* DATA FOR THIS EXERCISE:
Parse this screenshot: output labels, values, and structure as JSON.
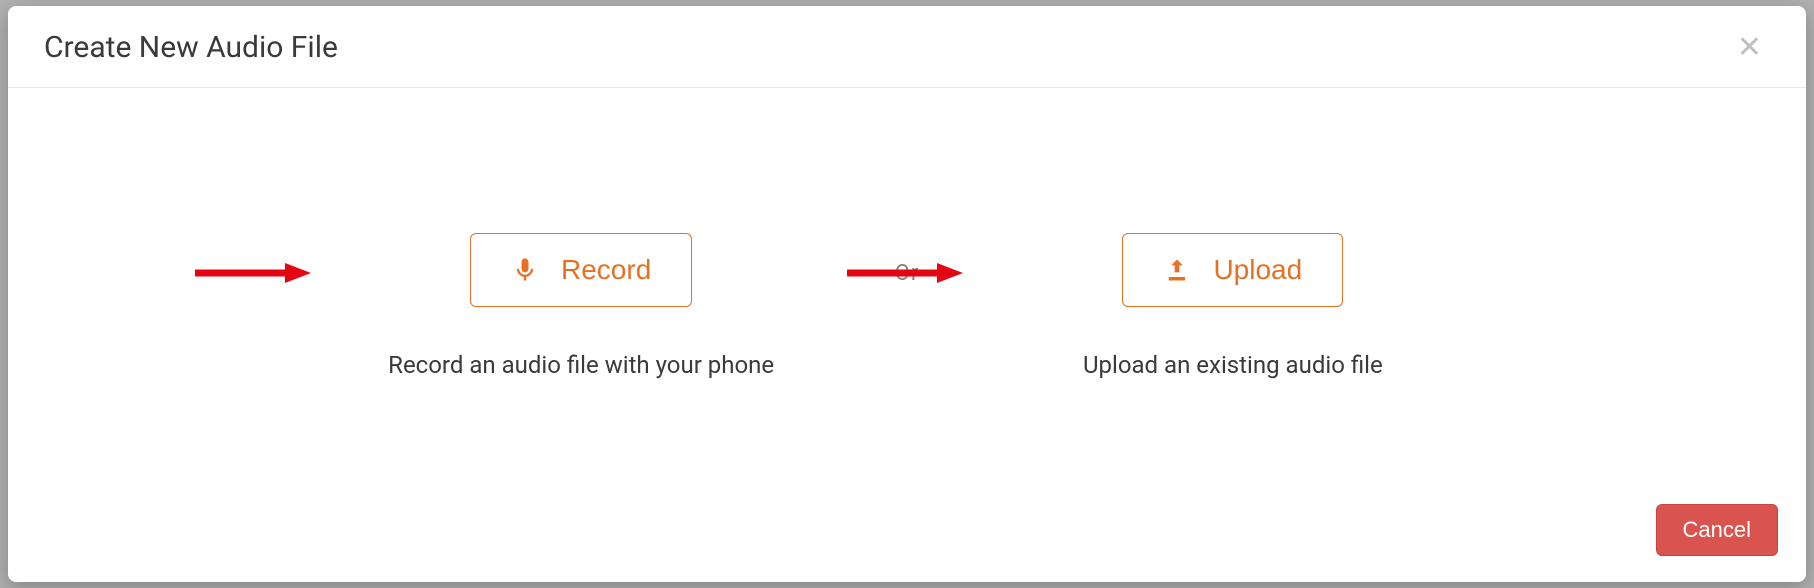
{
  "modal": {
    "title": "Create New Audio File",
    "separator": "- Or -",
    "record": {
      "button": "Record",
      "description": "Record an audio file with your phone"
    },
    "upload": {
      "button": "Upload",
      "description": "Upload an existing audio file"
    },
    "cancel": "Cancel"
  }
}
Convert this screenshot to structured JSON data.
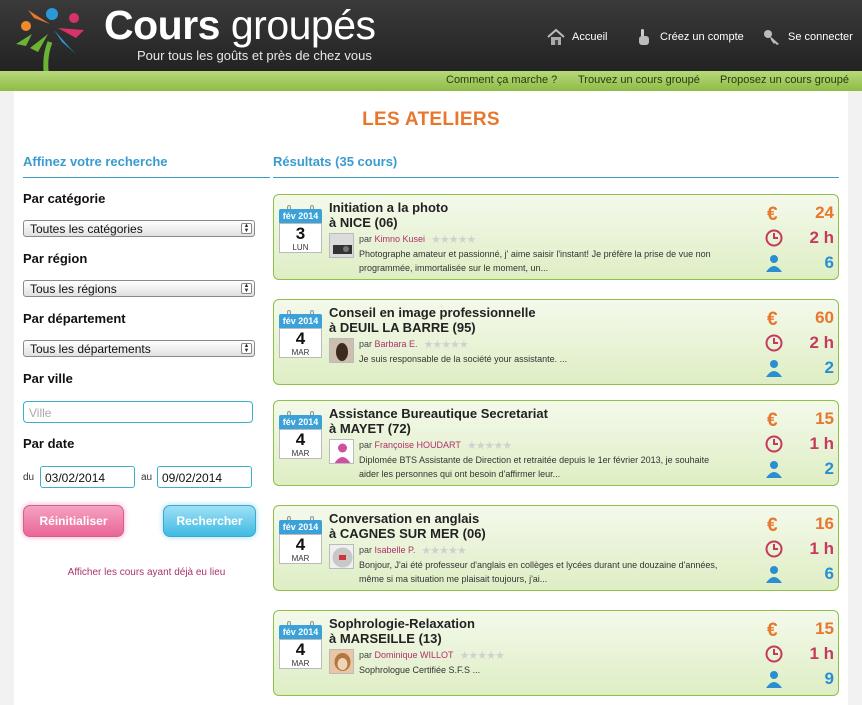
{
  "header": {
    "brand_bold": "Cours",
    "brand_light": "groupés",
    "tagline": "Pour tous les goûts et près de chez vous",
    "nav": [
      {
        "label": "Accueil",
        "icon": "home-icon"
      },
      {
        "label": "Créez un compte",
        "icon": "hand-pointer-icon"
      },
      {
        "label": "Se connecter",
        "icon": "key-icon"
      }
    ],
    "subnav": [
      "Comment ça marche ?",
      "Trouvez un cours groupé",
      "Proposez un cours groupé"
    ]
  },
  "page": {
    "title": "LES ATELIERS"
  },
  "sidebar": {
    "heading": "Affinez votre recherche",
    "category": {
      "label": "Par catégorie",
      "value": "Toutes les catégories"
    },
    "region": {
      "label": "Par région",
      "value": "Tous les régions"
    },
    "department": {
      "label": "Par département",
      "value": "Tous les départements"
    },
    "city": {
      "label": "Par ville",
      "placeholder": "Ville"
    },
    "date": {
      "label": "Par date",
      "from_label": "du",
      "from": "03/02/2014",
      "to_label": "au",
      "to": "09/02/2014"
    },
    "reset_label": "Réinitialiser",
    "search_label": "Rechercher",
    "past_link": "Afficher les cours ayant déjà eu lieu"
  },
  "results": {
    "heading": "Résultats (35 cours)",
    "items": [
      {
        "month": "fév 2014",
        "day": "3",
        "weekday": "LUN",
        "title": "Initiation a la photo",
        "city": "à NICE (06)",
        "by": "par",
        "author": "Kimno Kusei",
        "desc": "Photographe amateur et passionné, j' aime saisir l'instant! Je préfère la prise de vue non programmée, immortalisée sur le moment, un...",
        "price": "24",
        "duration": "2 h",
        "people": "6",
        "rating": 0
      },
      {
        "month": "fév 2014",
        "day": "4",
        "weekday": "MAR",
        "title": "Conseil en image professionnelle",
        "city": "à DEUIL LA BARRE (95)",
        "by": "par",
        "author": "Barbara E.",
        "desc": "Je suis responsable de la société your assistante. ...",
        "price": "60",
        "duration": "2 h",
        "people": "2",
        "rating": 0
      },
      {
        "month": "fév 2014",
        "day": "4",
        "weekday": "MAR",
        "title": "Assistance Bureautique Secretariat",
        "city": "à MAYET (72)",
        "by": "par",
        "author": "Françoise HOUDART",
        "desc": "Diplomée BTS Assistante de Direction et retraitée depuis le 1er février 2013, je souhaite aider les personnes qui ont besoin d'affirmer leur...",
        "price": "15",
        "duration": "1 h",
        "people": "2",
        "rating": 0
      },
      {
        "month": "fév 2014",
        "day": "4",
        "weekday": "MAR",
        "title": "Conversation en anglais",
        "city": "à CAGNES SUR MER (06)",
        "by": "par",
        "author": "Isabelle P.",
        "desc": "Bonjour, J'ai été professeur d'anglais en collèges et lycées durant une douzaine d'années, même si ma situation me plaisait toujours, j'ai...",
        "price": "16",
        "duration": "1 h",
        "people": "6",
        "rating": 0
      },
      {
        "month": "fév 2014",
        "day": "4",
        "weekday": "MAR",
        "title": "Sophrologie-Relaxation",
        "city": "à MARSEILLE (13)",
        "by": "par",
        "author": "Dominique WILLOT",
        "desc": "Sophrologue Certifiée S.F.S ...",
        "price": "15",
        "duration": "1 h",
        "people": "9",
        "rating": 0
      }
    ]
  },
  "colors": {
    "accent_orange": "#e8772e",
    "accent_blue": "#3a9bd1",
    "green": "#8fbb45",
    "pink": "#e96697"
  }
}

* STATED TASK:
Go back to the records above and write them out exactly, without the pictures.

* FULL ANSWER:
Parse this screenshot: output labels, values, and structure as JSON.
{
  "modal": {
    "title": "Create New Audio File",
    "separator": "- Or -",
    "record": {
      "button": "Record",
      "description": "Record an audio file with your phone"
    },
    "upload": {
      "button": "Upload",
      "description": "Upload an existing audio file"
    },
    "cancel": "Cancel"
  }
}
Convert this screenshot to structured JSON data.
{
  "header": {
    "brand_bold": "Cours",
    "brand_light": "groupés",
    "tagline": "Pour tous les goûts et près de chez vous",
    "nav": [
      {
        "label": "Accueil",
        "icon": "home-icon"
      },
      {
        "label": "Créez un compte",
        "icon": "hand-pointer-icon"
      },
      {
        "label": "Se connecter",
        "icon": "key-icon"
      }
    ],
    "subnav": [
      "Comment ça marche ?",
      "Trouvez un cours groupé",
      "Proposez un cours groupé"
    ]
  },
  "page": {
    "title": "LES ATELIERS"
  },
  "sidebar": {
    "heading": "Affinez votre recherche",
    "category": {
      "label": "Par catégorie",
      "value": "Toutes les catégories"
    },
    "region": {
      "label": "Par région",
      "value": "Tous les régions"
    },
    "department": {
      "label": "Par département",
      "value": "Tous les départements"
    },
    "city": {
      "label": "Par ville",
      "placeholder": "Ville"
    },
    "date": {
      "label": "Par date",
      "from_label": "du",
      "from": "03/02/2014",
      "to_label": "au",
      "to": "09/02/2014"
    },
    "reset_label": "Réinitialiser",
    "search_label": "Rechercher",
    "past_link": "Afficher les cours ayant déjà eu lieu"
  },
  "results": {
    "heading": "Résultats (35 cours)",
    "items": [
      {
        "month": "fév 2014",
        "day": "3",
        "weekday": "LUN",
        "title": "Initiation a la photo",
        "city": "à NICE (06)",
        "by": "par",
        "author": "Kimno Kusei",
        "desc": "Photographe amateur et passionné, j' aime saisir l'instant! Je préfère la prise de vue non programmée, immortalisée sur le moment, un...",
        "price": "24",
        "duration": "2 h",
        "people": "6",
        "rating": 0
      },
      {
        "month": "fév 2014",
        "day": "4",
        "weekday": "MAR",
        "title": "Conseil en image professionnelle",
        "city": "à DEUIL LA BARRE (95)",
        "by": "par",
        "author": "Barbara E.",
        "desc": "Je suis responsable de la société your assistante. ...",
        "price": "60",
        "duration": "2 h",
        "people": "2",
        "rating": 0
      },
      {
        "month": "fév 2014",
        "day": "4",
        "weekday": "MAR",
        "title": "Assistance Bureautique Secretariat",
        "city": "à MAYET (72)",
        "by": "par",
        "author": "Françoise HOUDART",
        "desc": "Diplomée BTS Assistante de Direction et retraitée depuis le 1er février 2013, je souhaite aider les personnes qui ont besoin d'affirmer leur...",
        "price": "15",
        "duration": "1 h",
        "people": "2",
        "rating": 0
      },
      {
        "month": "fév 2014",
        "day": "4",
        "weekday": "MAR",
        "title": "Conversation en anglais",
        "city": "à CAGNES SUR MER (06)",
        "by": "par",
        "author": "Isabelle P.",
        "desc": "Bonjour, J'ai été professeur d'anglais en collèges et lycées durant une douzaine d'années, même si ma situation me plaisait toujours, j'ai...",
        "price": "16",
        "duration": "1 h",
        "people": "6",
        "rating": 0
      },
      {
        "month": "fév 2014",
        "day": "4",
        "weekday": "MAR",
        "title": "Sophrologie-Relaxation",
        "city": "à MARSEILLE (13)",
        "by": "par",
        "author": "Dominique WILLOT",
        "desc": "Sophrologue Certifiée S.F.S ...",
        "price": "15",
        "duration": "1 h",
        "people": "9",
        "rating": 0
      }
    ]
  },
  "colors": {
    "accent_orange": "#e8772e",
    "accent_blue": "#3a9bd1",
    "green": "#8fbb45",
    "pink": "#e96697"
  }
}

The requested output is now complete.